Task brief: The listing below is the input. Say how many of its lines contain "Češi", giving the number alone.

Figure record listings:
========
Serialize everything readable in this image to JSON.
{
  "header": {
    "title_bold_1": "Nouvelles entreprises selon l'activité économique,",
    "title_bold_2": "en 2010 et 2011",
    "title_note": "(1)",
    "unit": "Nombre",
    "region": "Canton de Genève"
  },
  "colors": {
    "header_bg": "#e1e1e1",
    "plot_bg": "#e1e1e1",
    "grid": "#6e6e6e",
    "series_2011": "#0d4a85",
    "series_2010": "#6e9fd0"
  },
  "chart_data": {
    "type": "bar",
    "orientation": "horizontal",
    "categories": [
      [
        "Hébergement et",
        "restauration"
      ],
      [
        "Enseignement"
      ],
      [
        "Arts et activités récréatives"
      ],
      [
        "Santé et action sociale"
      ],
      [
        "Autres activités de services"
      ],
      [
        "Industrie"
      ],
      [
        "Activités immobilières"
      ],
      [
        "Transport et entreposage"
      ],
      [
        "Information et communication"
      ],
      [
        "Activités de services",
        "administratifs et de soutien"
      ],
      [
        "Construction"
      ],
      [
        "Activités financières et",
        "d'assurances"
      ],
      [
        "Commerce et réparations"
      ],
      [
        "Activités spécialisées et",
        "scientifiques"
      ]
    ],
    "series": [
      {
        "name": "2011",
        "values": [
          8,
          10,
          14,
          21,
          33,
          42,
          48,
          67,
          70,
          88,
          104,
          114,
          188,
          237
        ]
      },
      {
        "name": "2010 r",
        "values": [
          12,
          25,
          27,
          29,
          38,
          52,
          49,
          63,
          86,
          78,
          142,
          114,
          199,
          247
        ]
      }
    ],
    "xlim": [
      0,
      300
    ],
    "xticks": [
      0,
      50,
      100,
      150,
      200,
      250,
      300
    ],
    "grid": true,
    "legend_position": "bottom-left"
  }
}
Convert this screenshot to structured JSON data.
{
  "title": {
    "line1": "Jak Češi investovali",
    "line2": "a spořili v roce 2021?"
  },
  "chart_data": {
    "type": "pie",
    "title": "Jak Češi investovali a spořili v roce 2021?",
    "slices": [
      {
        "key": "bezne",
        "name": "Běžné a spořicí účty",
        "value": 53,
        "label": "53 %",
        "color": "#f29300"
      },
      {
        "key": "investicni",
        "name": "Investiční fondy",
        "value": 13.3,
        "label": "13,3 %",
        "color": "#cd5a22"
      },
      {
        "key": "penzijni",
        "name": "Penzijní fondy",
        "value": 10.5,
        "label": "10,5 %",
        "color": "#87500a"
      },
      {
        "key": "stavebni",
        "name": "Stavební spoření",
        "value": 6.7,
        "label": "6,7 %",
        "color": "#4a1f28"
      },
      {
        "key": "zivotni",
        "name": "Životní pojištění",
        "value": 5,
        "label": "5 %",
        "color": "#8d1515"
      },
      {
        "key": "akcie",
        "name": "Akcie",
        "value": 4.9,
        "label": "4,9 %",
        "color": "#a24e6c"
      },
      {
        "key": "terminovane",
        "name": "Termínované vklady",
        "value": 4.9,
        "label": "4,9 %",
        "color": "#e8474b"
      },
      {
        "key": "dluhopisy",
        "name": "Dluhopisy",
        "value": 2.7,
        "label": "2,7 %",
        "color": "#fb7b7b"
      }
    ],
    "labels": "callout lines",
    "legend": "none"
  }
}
========
Result of the exercise: 2